[Collected data entries]
++++++++

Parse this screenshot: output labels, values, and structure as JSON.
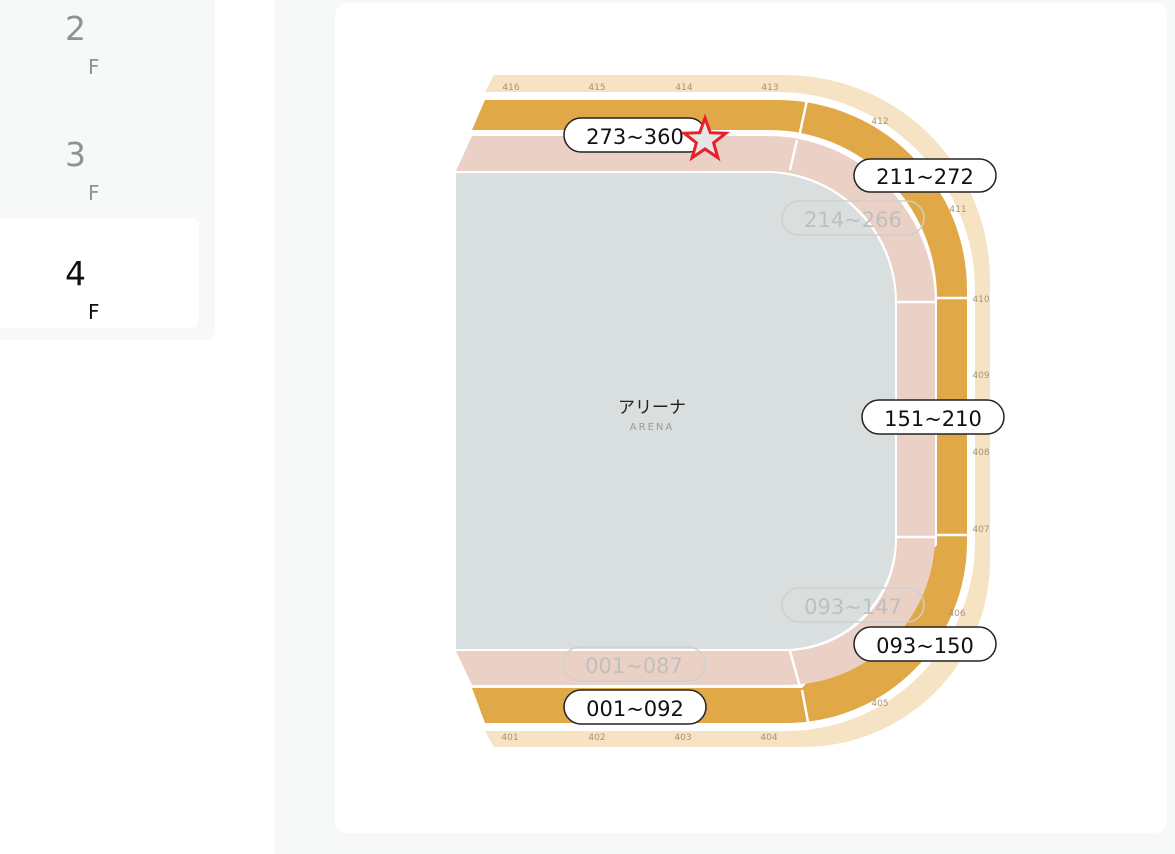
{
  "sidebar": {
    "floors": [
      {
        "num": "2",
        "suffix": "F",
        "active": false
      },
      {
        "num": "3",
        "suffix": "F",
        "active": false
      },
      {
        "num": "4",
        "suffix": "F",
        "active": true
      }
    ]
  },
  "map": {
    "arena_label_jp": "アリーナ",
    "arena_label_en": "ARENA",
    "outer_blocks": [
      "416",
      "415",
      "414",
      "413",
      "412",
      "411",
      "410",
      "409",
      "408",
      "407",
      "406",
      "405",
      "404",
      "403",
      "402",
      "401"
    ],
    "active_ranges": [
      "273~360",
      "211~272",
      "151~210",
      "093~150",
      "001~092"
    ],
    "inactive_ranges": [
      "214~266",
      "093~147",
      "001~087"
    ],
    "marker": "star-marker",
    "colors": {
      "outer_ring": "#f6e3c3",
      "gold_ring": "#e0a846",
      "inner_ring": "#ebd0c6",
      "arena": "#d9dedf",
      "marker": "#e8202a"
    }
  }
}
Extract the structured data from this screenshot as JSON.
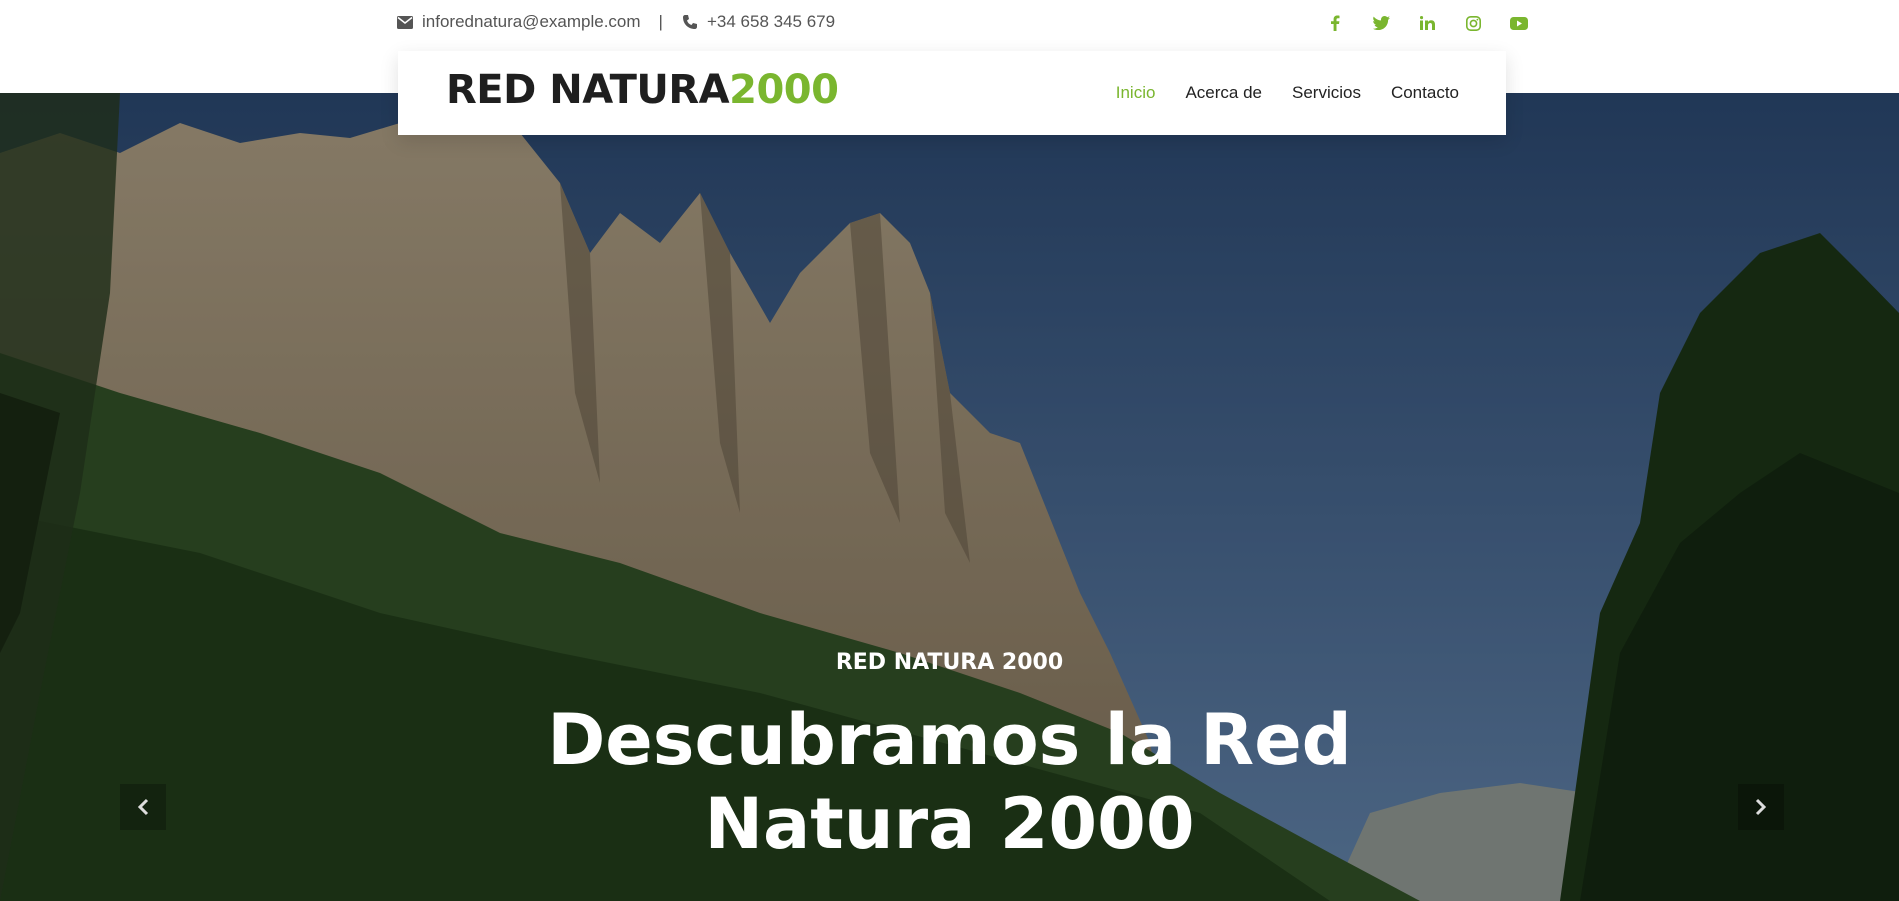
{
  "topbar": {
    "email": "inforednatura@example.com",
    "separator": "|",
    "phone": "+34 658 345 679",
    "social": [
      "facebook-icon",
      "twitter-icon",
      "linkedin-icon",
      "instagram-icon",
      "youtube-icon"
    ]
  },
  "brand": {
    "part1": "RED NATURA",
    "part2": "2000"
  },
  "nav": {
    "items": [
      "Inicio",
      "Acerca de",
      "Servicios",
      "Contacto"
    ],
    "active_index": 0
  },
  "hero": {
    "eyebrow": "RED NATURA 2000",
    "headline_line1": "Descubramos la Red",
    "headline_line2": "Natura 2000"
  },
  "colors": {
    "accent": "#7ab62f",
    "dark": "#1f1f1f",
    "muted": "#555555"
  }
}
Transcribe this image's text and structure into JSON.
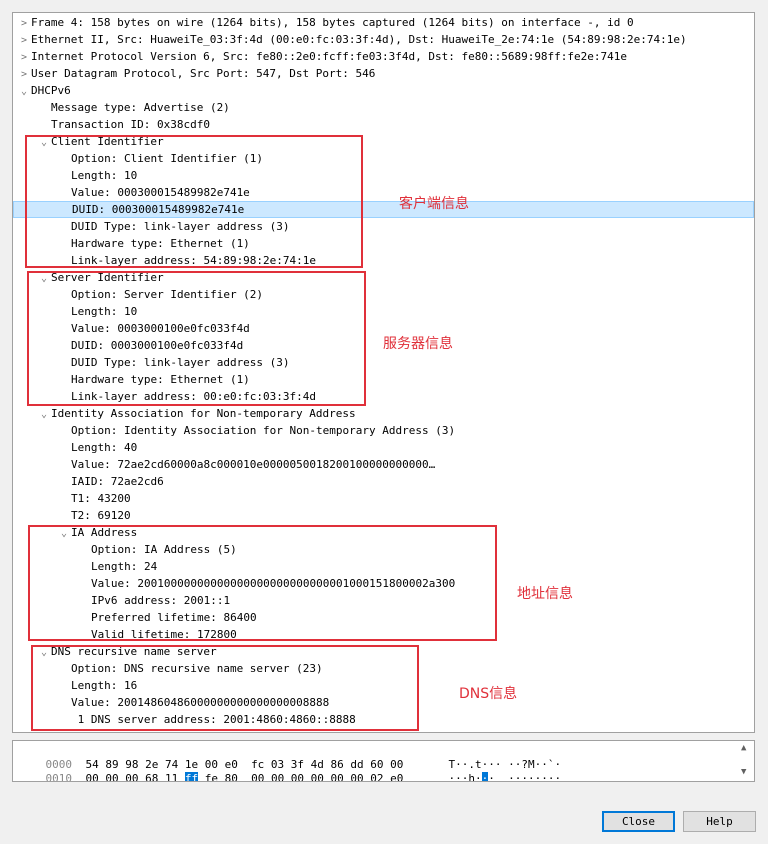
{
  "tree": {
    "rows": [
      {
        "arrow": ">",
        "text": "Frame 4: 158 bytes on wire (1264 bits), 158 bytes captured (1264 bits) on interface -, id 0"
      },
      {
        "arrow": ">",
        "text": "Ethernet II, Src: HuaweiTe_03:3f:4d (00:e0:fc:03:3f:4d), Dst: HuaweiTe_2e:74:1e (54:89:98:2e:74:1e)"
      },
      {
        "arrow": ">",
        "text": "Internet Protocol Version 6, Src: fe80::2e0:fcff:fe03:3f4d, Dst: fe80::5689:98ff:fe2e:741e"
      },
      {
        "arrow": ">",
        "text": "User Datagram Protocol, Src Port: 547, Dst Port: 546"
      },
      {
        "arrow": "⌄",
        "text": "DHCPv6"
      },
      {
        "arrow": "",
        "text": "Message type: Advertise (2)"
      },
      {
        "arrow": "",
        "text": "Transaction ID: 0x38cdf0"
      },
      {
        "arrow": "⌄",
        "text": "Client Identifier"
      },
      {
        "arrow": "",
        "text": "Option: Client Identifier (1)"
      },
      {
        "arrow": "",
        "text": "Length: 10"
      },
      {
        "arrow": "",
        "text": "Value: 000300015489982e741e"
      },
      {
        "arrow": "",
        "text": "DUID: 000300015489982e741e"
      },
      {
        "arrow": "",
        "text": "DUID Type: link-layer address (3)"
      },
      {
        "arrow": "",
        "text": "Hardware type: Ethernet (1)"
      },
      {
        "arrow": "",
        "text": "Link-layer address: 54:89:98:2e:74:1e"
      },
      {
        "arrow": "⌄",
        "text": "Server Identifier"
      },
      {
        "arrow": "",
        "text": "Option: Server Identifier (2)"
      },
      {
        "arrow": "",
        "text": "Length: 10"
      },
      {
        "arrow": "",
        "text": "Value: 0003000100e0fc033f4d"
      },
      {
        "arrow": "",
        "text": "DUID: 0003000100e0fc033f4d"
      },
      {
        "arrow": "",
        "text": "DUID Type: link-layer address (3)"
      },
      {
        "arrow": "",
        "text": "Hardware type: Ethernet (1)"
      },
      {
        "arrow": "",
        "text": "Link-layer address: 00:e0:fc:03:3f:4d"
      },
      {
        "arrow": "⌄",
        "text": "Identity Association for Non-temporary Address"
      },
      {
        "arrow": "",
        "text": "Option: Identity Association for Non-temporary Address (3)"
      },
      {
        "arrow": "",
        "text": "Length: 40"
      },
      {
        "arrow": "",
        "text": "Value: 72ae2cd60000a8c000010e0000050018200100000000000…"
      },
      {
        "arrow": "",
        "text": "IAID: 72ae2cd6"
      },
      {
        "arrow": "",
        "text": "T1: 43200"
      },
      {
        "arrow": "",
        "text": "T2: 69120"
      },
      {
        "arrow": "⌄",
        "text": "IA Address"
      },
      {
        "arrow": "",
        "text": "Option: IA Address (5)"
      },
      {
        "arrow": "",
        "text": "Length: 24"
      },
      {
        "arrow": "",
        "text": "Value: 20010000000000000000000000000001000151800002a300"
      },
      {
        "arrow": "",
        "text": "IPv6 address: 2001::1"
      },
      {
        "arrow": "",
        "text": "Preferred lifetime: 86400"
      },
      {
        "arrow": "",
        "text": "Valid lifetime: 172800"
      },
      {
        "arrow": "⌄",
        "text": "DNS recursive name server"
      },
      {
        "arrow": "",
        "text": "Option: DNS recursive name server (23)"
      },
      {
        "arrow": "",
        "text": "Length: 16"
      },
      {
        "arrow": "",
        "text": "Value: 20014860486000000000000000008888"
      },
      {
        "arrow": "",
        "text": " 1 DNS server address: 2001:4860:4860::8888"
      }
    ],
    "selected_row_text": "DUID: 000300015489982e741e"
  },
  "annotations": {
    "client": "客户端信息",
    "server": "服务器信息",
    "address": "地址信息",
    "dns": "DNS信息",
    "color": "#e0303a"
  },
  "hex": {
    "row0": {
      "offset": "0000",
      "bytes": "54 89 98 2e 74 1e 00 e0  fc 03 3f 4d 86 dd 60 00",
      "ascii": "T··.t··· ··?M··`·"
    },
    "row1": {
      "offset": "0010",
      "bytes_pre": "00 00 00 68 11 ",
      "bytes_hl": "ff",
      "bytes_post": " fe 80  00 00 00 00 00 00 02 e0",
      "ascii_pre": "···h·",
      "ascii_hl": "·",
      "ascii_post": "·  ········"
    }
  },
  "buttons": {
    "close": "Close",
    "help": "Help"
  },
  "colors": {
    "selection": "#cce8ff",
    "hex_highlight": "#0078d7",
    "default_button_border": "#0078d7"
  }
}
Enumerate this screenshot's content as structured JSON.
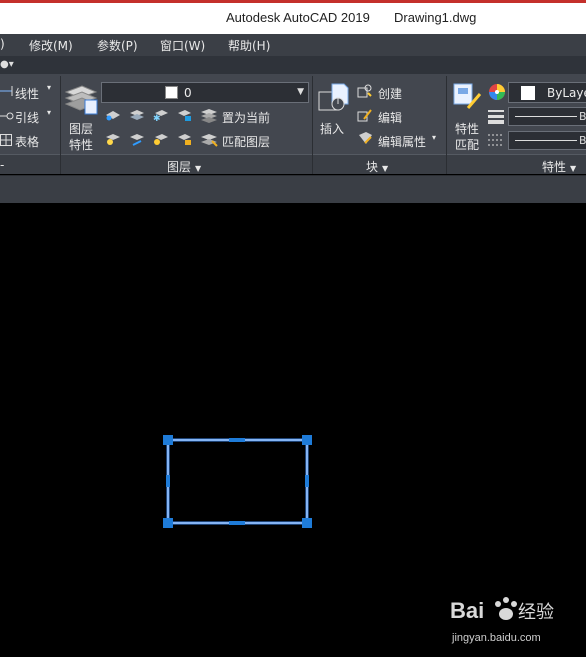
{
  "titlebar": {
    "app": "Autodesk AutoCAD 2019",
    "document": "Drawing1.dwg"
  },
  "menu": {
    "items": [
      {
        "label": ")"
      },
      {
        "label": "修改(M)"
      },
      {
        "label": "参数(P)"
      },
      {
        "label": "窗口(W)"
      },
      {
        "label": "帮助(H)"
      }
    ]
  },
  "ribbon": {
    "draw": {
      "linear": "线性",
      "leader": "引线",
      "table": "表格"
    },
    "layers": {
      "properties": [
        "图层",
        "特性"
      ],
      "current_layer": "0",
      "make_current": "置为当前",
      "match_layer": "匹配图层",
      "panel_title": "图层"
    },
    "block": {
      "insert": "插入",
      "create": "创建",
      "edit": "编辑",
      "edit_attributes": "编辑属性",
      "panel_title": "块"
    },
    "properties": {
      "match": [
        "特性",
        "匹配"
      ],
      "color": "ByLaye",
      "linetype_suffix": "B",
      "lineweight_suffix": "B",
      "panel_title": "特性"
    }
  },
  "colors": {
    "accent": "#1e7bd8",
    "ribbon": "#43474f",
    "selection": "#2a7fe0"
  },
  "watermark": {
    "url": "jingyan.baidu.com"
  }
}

++++++++

Prompt ::
Retype every record above exactly as written, but leave out the pictures.

Task solution ::
Parse this screenshot: output labels, values, and structure as JSON.
{
  "sidebar": {
    "floors": [
      {
        "num": "2",
        "suffix": "F",
        "active": false
      },
      {
        "num": "3",
        "suffix": "F",
        "active": false
      },
      {
        "num": "4",
        "suffix": "F",
        "active": true
      }
    ]
  },
  "map": {
    "arena_label_jp": "アリーナ",
    "arena_label_en": "ARENA",
    "outer_blocks": [
      "416",
      "415",
      "414",
      "413",
      "412",
      "411",
      "410",
      "409",
      "408",
      "407",
      "406",
      "405",
      "404",
      "403",
      "402",
      "401"
    ],
    "active_ranges": [
      "273~360",
      "211~272",
      "151~210",
      "093~150",
      "001~092"
    ],
    "inactive_ranges": [
      "214~266",
      "093~147",
      "001~087"
    ],
    "marker": "star-marker",
    "colors": {
      "outer_ring": "#f6e3c3",
      "gold_ring": "#e0a846",
      "inner_ring": "#ebd0c6",
      "arena": "#d9dedf",
      "marker": "#e8202a"
    }
  }
}
Extract the structured data from this screenshot as JSON.
{
  "topbar": {
    "email": "inforednatura@example.com",
    "separator": "|",
    "phone": "+34 658 345 679",
    "social": [
      "facebook-icon",
      "twitter-icon",
      "linkedin-icon",
      "instagram-icon",
      "youtube-icon"
    ]
  },
  "brand": {
    "part1": "RED NATURA",
    "part2": "2000"
  },
  "nav": {
    "items": [
      "Inicio",
      "Acerca de",
      "Servicios",
      "Contacto"
    ],
    "active_index": 0
  },
  "hero": {
    "eyebrow": "RED NATURA 2000",
    "headline_line1": "Descubramos la Red",
    "headline_line2": "Natura 2000"
  },
  "colors": {
    "accent": "#7ab62f",
    "dark": "#1f1f1f",
    "muted": "#555555"
  }
}
Transcribe this image's text and structure into JSON.
{
  "tree": {
    "rows": [
      {
        "arrow": ">",
        "text": "Frame 4: 158 bytes on wire (1264 bits), 158 bytes captured (1264 bits) on interface -, id 0"
      },
      {
        "arrow": ">",
        "text": "Ethernet II, Src: HuaweiTe_03:3f:4d (00:e0:fc:03:3f:4d), Dst: HuaweiTe_2e:74:1e (54:89:98:2e:74:1e)"
      },
      {
        "arrow": ">",
        "text": "Internet Protocol Version 6, Src: fe80::2e0:fcff:fe03:3f4d, Dst: fe80::5689:98ff:fe2e:741e"
      },
      {
        "arrow": ">",
        "text": "User Datagram Protocol, Src Port: 547, Dst Port: 546"
      },
      {
        "arrow": "⌄",
        "text": "DHCPv6"
      },
      {
        "arrow": "",
        "text": "Message type: Advertise (2)"
      },
      {
        "arrow": "",
        "text": "Transaction ID: 0x38cdf0"
      },
      {
        "arrow": "⌄",
        "text": "Client Identifier"
      },
      {
        "arrow": "",
        "text": "Option: Client Identifier (1)"
      },
      {
        "arrow": "",
        "text": "Length: 10"
      },
      {
        "arrow": "",
        "text": "Value: 000300015489982e741e"
      },
      {
        "arrow": "",
        "text": "DUID: 000300015489982e741e"
      },
      {
        "arrow": "",
        "text": "DUID Type: link-layer address (3)"
      },
      {
        "arrow": "",
        "text": "Hardware type: Ethernet (1)"
      },
      {
        "arrow": "",
        "text": "Link-layer address: 54:89:98:2e:74:1e"
      },
      {
        "arrow": "⌄",
        "text": "Server Identifier"
      },
      {
        "arrow": "",
        "text": "Option: Server Identifier (2)"
      },
      {
        "arrow": "",
        "text": "Length: 10"
      },
      {
        "arrow": "",
        "text": "Value: 0003000100e0fc033f4d"
      },
      {
        "arrow": "",
        "text": "DUID: 0003000100e0fc033f4d"
      },
      {
        "arrow": "",
        "text": "DUID Type: link-layer address (3)"
      },
      {
        "arrow": "",
        "text": "Hardware type: Ethernet (1)"
      },
      {
        "arrow": "",
        "text": "Link-layer address: 00:e0:fc:03:3f:4d"
      },
      {
        "arrow": "⌄",
        "text": "Identity Association for Non-temporary Address"
      },
      {
        "arrow": "",
        "text": "Option: Identity Association for Non-temporary Address (3)"
      },
      {
        "arrow": "",
        "text": "Length: 40"
      },
      {
        "arrow": "",
        "text": "Value: 72ae2cd60000a8c000010e0000050018200100000000000…"
      },
      {
        "arrow": "",
        "text": "IAID: 72ae2cd6"
      },
      {
        "arrow": "",
        "text": "T1: 43200"
      },
      {
        "arrow": "",
        "text": "T2: 69120"
      },
      {
        "arrow": "⌄",
        "text": "IA Address"
      },
      {
        "arrow": "",
        "text": "Option: IA Address (5)"
      },
      {
        "arrow": "",
        "text": "Length: 24"
      },
      {
        "arrow": "",
        "text": "Value: 20010000000000000000000000000001000151800002a300"
      },
      {
        "arrow": "",
        "text": "IPv6 address: 2001::1"
      },
      {
        "arrow": "",
        "text": "Preferred lifetime: 86400"
      },
      {
        "arrow": "",
        "text": "Valid lifetime: 172800"
      },
      {
        "arrow": "⌄",
        "text": "DNS recursive name server"
      },
      {
        "arrow": "",
        "text": "Option: DNS recursive name server (23)"
      },
      {
        "arrow": "",
        "text": "Length: 16"
      },
      {
        "arrow": "",
        "text": "Value: 20014860486000000000000000008888"
      },
      {
        "arrow": "",
        "text": " 1 DNS server address: 2001:4860:4860::8888"
      }
    ],
    "selected_row_text": "DUID: 000300015489982e741e"
  },
  "annotations": {
    "client": "客户端信息",
    "server": "服务器信息",
    "address": "地址信息",
    "dns": "DNS信息",
    "color": "#e0303a"
  },
  "hex": {
    "row0": {
      "offset": "0000",
      "bytes": "54 89 98 2e 74 1e 00 e0  fc 03 3f 4d 86 dd 60 00",
      "ascii": "T··.t··· ··?M··`·"
    },
    "row1": {
      "offset": "0010",
      "bytes_pre": "00 00 00 68 11 ",
      "bytes_hl": "ff",
      "bytes_post": " fe 80  00 00 00 00 00 00 02 e0",
      "ascii_pre": "···h·",
      "ascii_hl": "·",
      "ascii_post": "·  ········"
    }
  },
  "buttons": {
    "close": "Close",
    "help": "Help"
  },
  "colors": {
    "selection": "#cce8ff",
    "hex_highlight": "#0078d7",
    "default_button_border": "#0078d7"
  }
}
Enumerate this screenshot's content as structured JSON.
{
  "titlebar": {
    "app": "Autodesk AutoCAD 2019",
    "document": "Drawing1.dwg"
  },
  "menu": {
    "items": [
      {
        "label": ")"
      },
      {
        "label": "修改(M)"
      },
      {
        "label": "参数(P)"
      },
      {
        "label": "窗口(W)"
      },
      {
        "label": "帮助(H)"
      }
    ]
  },
  "ribbon": {
    "draw": {
      "linear": "线性",
      "leader": "引线",
      "table": "表格"
    },
    "layers": {
      "properties": [
        "图层",
        "特性"
      ],
      "current_layer": "0",
      "make_current": "置为当前",
      "match_layer": "匹配图层",
      "panel_title": "图层"
    },
    "block": {
      "insert": "插入",
      "create": "创建",
      "edit": "编辑",
      "edit_attributes": "编辑属性",
      "panel_title": "块"
    },
    "properties": {
      "match": [
        "特性",
        "匹配"
      ],
      "color": "ByLaye",
      "linetype_suffix": "B",
      "lineweight_suffix": "B",
      "panel_title": "特性"
    }
  },
  "colors": {
    "accent": "#1e7bd8",
    "ribbon": "#43474f",
    "selection": "#2a7fe0"
  },
  "watermark": {
    "url": "jingyan.baidu.com"
  }
}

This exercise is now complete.